**Set task**
Check each line of the data for "niue" and select those that have it.

Stored data entries:
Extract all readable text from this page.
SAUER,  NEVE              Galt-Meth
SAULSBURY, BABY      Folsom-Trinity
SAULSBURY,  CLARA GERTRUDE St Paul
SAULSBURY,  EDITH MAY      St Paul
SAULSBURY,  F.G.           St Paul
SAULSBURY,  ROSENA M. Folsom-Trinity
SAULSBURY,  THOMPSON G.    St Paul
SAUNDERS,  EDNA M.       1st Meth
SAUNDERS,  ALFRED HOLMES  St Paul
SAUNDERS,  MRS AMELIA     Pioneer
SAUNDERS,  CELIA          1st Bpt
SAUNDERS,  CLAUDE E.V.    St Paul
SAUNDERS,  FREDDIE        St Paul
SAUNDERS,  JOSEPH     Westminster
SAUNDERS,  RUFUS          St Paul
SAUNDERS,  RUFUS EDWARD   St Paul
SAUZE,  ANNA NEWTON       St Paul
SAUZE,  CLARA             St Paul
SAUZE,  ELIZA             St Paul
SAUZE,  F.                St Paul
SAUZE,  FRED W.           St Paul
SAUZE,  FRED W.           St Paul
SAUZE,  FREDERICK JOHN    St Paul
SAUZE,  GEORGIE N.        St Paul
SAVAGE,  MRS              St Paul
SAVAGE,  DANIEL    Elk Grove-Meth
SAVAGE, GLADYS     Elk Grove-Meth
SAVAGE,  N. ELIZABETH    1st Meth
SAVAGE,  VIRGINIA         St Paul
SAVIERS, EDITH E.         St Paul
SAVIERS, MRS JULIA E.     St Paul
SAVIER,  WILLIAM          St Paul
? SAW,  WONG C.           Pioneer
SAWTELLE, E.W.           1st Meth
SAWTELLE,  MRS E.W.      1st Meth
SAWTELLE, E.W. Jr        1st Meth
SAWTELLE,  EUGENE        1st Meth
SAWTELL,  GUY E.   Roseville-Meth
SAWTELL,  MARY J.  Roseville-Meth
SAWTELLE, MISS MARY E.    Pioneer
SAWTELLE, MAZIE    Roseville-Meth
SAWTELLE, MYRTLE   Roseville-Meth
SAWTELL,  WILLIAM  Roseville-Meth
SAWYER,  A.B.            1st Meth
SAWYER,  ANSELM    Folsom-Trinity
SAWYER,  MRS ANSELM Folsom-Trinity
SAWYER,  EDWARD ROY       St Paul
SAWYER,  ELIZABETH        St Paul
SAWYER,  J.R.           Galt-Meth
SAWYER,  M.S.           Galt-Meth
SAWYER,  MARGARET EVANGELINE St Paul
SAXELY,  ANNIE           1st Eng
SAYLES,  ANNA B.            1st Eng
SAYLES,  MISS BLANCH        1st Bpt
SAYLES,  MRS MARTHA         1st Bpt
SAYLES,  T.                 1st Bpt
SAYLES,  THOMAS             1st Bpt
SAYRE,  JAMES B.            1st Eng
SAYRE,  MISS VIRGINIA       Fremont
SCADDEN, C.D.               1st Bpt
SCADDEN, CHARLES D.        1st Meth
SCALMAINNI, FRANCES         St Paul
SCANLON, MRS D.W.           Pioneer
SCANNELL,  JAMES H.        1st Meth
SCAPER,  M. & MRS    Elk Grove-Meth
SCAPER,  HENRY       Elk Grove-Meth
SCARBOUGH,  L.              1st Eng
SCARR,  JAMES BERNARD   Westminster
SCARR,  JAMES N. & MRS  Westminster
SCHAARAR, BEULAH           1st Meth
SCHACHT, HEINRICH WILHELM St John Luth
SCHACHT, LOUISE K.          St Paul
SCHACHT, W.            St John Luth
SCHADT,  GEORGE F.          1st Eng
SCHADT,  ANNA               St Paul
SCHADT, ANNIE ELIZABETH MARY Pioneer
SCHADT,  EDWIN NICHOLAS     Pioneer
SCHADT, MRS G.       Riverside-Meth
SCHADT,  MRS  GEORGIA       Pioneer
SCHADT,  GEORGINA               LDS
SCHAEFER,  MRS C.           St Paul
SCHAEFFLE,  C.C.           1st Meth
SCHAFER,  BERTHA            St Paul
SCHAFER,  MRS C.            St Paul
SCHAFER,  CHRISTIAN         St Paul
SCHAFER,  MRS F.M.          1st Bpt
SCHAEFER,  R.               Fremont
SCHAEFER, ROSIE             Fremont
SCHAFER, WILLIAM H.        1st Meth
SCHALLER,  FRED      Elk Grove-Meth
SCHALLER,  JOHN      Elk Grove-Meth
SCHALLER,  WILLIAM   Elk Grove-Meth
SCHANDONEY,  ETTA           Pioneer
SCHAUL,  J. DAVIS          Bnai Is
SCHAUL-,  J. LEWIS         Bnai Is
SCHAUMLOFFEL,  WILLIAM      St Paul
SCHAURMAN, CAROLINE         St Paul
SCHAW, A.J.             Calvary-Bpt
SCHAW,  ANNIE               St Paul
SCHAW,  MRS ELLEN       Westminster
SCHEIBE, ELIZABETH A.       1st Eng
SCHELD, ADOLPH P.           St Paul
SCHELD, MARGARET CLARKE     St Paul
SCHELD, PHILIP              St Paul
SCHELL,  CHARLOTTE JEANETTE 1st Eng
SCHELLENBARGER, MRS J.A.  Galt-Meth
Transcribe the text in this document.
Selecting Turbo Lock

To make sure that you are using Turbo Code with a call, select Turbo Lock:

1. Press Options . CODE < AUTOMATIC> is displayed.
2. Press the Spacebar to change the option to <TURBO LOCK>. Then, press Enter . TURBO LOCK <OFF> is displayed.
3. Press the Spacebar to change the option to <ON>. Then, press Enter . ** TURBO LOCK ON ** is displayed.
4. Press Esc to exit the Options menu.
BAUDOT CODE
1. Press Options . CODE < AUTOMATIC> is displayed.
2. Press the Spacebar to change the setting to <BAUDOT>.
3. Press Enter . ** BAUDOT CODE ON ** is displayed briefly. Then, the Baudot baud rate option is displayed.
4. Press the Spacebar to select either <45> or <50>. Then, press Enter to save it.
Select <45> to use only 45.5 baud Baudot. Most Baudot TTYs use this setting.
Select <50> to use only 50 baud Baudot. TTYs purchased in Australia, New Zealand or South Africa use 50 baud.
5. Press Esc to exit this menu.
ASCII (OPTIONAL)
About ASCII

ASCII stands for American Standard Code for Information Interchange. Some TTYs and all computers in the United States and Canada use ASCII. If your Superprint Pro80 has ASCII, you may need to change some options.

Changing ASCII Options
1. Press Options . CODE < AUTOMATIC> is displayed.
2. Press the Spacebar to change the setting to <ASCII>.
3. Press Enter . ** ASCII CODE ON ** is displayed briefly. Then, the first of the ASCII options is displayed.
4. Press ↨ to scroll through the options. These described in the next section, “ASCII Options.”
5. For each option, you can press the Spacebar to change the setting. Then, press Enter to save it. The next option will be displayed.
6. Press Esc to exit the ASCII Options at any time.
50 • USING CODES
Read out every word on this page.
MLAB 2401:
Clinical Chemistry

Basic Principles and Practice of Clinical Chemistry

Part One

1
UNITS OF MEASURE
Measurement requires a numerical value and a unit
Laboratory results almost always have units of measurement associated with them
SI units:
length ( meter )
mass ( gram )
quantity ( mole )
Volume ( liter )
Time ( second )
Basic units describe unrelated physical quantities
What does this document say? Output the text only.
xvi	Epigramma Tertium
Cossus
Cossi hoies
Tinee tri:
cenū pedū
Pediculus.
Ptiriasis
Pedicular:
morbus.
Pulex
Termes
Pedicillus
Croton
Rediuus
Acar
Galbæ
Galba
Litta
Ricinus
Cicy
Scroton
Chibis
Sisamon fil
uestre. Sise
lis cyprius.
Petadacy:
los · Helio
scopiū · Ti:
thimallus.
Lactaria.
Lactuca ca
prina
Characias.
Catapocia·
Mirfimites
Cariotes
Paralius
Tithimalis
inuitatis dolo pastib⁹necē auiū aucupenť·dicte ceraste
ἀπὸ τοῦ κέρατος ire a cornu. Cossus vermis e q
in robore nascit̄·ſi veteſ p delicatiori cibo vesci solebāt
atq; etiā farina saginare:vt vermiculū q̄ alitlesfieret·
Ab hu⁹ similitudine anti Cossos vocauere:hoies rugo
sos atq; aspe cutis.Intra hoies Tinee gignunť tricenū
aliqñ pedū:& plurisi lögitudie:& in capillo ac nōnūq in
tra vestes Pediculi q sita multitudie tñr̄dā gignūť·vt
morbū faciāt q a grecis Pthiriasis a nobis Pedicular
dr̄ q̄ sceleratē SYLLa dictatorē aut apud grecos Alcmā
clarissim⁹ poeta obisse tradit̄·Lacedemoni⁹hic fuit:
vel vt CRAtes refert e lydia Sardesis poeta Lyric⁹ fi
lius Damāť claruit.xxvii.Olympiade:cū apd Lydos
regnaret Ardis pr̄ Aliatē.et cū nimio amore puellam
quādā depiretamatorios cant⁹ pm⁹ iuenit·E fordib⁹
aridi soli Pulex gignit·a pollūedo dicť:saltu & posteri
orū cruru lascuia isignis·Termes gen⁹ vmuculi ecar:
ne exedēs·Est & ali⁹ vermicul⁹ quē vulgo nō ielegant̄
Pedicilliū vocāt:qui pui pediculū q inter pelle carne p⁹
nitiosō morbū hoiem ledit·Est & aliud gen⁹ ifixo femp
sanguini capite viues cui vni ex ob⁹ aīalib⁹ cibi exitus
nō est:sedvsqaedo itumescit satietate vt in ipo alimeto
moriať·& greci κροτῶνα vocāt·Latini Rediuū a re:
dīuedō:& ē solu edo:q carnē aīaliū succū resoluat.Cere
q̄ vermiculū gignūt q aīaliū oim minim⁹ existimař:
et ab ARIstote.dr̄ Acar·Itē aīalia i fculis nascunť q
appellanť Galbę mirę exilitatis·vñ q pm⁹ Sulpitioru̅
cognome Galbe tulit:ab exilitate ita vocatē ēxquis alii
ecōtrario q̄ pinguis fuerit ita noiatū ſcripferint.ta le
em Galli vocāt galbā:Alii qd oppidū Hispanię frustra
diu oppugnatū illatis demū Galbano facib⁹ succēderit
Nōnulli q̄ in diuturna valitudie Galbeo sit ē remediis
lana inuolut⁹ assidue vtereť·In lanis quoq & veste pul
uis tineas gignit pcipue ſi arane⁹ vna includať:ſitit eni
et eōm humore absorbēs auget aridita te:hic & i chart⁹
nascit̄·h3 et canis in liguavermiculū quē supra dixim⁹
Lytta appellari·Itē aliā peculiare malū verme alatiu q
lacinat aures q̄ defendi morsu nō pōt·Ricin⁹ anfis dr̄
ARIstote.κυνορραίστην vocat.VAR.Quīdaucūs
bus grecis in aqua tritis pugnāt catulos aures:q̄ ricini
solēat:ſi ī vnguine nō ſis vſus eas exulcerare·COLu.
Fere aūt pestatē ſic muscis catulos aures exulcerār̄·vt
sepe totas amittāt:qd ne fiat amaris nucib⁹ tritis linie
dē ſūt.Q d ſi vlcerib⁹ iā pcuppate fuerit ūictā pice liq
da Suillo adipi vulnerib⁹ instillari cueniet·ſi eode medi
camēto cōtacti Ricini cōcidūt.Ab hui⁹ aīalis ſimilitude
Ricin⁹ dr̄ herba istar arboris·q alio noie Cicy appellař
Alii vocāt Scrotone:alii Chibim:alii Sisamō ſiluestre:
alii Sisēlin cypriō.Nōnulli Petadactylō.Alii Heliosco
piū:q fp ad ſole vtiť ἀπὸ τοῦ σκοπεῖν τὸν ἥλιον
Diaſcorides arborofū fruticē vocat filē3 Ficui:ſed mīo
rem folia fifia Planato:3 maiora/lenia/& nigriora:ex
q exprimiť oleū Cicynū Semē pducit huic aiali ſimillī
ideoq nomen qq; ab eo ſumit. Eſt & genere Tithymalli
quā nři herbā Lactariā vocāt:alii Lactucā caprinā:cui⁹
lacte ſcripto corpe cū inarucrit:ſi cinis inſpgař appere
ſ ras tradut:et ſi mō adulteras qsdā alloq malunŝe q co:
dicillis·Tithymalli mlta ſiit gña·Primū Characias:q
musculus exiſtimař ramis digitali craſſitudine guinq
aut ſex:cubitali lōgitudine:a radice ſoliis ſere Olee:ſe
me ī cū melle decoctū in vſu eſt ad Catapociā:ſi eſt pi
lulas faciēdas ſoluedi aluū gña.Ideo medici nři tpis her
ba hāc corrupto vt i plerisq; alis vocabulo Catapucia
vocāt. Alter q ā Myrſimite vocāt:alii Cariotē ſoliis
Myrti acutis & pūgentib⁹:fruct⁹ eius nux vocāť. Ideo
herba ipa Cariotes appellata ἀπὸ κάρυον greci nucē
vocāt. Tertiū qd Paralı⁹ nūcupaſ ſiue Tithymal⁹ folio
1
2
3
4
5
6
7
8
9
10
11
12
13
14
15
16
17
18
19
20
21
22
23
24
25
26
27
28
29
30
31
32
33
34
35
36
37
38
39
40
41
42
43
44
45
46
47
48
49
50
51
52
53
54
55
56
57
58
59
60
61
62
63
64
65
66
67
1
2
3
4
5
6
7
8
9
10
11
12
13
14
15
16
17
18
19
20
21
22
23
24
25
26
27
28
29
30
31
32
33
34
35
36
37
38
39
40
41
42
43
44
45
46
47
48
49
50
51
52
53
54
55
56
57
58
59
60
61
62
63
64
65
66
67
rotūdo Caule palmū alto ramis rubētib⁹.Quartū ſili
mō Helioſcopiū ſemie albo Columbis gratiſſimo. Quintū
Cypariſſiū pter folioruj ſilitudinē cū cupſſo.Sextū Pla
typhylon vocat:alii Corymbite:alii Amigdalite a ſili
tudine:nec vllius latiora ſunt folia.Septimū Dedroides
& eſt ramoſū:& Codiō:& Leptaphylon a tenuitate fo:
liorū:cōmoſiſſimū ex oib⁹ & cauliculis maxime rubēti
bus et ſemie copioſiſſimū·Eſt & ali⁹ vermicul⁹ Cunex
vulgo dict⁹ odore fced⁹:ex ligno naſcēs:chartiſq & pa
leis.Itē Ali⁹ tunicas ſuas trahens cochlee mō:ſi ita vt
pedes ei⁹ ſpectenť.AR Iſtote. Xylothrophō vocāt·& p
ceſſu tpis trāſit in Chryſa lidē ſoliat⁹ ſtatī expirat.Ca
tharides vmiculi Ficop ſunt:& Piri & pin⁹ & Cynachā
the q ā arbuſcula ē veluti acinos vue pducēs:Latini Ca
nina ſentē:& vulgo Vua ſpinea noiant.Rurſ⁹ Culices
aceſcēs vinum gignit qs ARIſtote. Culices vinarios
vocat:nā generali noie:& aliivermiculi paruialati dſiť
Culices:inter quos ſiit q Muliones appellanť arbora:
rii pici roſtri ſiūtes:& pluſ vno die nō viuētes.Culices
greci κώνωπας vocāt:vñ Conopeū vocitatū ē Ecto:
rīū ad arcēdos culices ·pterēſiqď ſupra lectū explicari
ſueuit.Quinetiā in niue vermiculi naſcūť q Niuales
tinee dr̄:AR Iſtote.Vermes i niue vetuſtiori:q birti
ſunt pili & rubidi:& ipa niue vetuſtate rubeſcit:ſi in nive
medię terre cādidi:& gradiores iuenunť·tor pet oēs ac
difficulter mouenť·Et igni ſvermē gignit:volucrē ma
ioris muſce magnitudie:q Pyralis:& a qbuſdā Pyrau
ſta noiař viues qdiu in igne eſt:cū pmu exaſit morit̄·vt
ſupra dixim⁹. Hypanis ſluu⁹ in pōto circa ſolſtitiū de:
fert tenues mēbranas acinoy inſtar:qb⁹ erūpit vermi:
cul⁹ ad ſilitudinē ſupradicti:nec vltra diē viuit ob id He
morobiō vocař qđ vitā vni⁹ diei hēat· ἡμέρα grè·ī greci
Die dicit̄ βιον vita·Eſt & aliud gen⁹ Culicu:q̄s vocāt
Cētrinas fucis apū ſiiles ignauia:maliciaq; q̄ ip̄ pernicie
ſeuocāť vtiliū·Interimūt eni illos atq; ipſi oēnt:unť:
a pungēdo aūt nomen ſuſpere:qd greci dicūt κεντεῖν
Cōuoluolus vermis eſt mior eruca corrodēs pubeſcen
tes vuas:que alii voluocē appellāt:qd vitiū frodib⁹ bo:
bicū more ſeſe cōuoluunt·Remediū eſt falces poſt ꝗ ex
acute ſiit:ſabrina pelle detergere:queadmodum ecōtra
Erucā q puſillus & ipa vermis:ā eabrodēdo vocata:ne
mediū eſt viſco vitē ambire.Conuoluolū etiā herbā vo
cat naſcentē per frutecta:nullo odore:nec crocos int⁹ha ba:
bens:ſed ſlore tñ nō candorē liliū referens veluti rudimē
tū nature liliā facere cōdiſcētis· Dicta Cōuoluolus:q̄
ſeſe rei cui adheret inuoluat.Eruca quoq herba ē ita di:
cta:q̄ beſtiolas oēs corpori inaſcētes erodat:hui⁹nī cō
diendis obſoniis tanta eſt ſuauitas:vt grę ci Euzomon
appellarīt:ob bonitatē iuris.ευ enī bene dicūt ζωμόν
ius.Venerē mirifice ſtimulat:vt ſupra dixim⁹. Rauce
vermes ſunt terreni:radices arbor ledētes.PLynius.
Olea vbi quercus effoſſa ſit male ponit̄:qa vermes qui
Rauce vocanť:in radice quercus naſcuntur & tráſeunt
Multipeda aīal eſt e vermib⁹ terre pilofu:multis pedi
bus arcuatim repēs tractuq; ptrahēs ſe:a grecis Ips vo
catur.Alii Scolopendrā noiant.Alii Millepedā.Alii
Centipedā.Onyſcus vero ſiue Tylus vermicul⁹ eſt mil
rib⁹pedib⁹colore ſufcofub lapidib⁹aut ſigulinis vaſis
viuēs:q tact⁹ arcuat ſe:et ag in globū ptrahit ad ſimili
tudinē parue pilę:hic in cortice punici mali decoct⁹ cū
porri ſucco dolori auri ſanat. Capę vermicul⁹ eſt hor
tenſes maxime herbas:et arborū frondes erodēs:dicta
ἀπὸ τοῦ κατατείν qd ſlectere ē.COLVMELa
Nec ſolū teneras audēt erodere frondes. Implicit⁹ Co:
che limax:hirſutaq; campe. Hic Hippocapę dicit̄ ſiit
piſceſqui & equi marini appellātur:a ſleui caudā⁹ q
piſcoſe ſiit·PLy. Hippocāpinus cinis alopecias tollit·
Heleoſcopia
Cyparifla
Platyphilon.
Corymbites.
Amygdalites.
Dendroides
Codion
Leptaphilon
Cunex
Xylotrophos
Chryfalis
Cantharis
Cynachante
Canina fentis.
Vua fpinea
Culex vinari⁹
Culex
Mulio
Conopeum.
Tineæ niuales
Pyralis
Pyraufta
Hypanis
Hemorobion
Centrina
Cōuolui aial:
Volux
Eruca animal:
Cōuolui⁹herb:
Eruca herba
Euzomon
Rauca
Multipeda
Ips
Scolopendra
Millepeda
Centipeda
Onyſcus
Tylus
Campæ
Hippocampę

**Exercise result**
ſueuit.Quinetiā in niue vermiculi naſcūť q Niuales
tinee dr̄:AR Iſtote.Vermes i niue vetuſtiori:q birti
ſunt pili & rubidi:& ipa niue vetuſtate rubeſcit:ſi in nive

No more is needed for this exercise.